# [Given request]
In the data that follows, count each line holding the string "values"; answer with the number only.

# [Record list]
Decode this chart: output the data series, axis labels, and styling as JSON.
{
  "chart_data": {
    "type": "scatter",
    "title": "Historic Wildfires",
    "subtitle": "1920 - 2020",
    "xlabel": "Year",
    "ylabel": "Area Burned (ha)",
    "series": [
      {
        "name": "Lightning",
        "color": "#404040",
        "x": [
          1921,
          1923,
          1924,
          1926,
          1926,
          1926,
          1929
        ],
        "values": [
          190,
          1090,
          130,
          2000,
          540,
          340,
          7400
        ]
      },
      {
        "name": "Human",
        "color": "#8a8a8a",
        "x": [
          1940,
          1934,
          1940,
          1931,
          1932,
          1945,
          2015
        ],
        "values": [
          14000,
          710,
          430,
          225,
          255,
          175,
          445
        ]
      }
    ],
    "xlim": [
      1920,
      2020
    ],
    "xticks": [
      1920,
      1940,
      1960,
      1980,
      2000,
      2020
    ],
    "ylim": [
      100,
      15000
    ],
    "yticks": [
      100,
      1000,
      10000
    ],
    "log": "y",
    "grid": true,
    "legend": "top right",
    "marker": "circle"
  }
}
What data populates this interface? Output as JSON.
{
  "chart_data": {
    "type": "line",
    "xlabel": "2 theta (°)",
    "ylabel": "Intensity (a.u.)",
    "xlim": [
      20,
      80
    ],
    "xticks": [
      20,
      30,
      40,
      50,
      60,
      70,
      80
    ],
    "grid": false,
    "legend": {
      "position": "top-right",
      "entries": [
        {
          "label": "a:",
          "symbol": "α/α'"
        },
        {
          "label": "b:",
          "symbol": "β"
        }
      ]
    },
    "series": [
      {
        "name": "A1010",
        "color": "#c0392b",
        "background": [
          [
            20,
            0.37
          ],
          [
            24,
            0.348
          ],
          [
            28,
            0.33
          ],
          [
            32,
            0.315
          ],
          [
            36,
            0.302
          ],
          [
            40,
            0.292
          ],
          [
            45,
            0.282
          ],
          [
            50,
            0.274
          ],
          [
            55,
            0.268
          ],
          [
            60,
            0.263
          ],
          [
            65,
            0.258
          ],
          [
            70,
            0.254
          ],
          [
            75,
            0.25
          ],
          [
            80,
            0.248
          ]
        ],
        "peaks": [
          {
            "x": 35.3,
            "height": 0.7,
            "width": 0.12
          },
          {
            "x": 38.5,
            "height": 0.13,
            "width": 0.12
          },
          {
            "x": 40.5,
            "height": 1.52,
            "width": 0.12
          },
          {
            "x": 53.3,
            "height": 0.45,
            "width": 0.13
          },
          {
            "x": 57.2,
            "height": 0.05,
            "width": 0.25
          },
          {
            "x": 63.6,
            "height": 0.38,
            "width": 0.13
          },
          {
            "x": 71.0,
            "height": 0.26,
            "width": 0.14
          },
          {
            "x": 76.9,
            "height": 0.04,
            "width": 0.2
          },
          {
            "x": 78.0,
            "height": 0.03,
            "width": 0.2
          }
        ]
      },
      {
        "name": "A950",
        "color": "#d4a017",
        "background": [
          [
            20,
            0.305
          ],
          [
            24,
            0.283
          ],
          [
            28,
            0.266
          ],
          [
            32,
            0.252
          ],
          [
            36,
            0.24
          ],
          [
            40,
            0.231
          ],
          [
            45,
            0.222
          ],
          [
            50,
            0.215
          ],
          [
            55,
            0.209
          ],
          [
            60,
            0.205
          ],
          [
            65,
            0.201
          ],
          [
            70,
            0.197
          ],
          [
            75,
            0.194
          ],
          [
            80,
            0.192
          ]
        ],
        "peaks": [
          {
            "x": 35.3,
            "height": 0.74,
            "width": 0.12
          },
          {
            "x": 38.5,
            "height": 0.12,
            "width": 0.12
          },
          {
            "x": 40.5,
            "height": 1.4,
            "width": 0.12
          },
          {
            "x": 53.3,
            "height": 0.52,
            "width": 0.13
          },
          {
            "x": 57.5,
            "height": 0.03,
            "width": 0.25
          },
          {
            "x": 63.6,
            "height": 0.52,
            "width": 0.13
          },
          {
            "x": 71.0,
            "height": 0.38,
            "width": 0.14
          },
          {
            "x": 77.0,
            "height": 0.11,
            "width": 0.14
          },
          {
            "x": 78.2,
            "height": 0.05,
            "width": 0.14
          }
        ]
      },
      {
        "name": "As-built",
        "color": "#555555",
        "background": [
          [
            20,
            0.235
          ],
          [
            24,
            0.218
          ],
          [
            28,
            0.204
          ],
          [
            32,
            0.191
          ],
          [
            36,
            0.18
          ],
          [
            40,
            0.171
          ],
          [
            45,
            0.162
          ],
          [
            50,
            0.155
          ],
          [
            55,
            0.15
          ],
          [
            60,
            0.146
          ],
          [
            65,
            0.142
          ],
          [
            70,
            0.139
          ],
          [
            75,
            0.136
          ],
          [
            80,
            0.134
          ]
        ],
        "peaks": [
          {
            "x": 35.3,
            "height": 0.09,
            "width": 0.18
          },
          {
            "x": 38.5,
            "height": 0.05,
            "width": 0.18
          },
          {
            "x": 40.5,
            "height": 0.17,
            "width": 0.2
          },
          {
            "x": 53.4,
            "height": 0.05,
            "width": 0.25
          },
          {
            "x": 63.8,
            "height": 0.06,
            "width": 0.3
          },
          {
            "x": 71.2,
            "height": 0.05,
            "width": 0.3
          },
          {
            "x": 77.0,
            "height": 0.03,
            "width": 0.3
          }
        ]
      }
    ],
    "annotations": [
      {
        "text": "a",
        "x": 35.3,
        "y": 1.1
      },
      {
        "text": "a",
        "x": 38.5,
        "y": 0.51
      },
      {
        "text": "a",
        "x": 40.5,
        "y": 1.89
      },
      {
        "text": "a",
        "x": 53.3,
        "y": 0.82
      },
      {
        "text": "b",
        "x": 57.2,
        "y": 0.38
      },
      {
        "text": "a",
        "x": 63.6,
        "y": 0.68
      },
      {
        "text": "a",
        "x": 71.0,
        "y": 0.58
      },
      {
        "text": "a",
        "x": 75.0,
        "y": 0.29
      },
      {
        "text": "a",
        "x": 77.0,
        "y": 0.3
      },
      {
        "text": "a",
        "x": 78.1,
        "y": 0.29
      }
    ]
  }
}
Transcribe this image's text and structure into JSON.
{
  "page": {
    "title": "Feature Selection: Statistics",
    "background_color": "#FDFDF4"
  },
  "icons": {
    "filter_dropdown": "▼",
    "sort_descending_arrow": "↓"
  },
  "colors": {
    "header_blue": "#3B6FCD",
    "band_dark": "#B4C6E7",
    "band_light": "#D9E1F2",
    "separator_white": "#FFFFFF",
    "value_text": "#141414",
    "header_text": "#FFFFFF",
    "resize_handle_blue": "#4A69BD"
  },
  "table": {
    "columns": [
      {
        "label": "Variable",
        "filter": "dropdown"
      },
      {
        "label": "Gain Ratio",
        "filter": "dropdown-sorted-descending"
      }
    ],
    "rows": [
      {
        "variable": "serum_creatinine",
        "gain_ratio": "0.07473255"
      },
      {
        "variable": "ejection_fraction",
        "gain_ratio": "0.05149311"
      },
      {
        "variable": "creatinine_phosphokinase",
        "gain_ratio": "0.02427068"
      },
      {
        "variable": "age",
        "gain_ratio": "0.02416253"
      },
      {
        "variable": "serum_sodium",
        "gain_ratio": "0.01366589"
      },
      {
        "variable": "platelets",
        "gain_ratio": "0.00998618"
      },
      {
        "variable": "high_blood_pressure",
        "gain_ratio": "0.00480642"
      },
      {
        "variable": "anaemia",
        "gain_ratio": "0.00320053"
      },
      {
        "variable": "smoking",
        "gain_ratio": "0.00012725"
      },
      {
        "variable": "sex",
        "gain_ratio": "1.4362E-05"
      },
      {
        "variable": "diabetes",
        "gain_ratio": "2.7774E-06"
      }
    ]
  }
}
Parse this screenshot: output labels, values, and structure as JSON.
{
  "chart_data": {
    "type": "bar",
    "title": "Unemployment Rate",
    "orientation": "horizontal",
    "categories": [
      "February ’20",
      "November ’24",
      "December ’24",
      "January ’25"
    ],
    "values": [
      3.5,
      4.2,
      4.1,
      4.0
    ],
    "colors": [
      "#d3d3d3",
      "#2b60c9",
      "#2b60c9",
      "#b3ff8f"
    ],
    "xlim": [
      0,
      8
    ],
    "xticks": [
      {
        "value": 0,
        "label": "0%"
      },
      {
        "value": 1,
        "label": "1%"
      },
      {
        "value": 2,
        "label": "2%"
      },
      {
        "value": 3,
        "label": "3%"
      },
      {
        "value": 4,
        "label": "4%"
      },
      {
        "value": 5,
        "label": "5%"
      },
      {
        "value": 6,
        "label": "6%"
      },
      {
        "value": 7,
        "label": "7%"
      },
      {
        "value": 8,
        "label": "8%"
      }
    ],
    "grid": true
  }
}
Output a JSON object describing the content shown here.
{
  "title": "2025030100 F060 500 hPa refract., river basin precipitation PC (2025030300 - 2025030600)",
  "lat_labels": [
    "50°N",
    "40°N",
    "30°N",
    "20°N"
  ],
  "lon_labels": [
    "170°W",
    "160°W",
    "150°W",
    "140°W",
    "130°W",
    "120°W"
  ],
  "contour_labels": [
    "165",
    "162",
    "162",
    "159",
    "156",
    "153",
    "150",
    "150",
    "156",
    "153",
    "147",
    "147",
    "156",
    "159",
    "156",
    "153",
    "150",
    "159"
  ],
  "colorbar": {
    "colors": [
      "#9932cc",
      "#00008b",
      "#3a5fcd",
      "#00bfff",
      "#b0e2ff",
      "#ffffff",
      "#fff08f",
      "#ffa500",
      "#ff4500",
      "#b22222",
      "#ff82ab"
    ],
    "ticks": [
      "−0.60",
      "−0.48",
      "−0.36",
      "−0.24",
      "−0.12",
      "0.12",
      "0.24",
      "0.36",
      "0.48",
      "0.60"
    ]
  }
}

# [Exercise solution]
4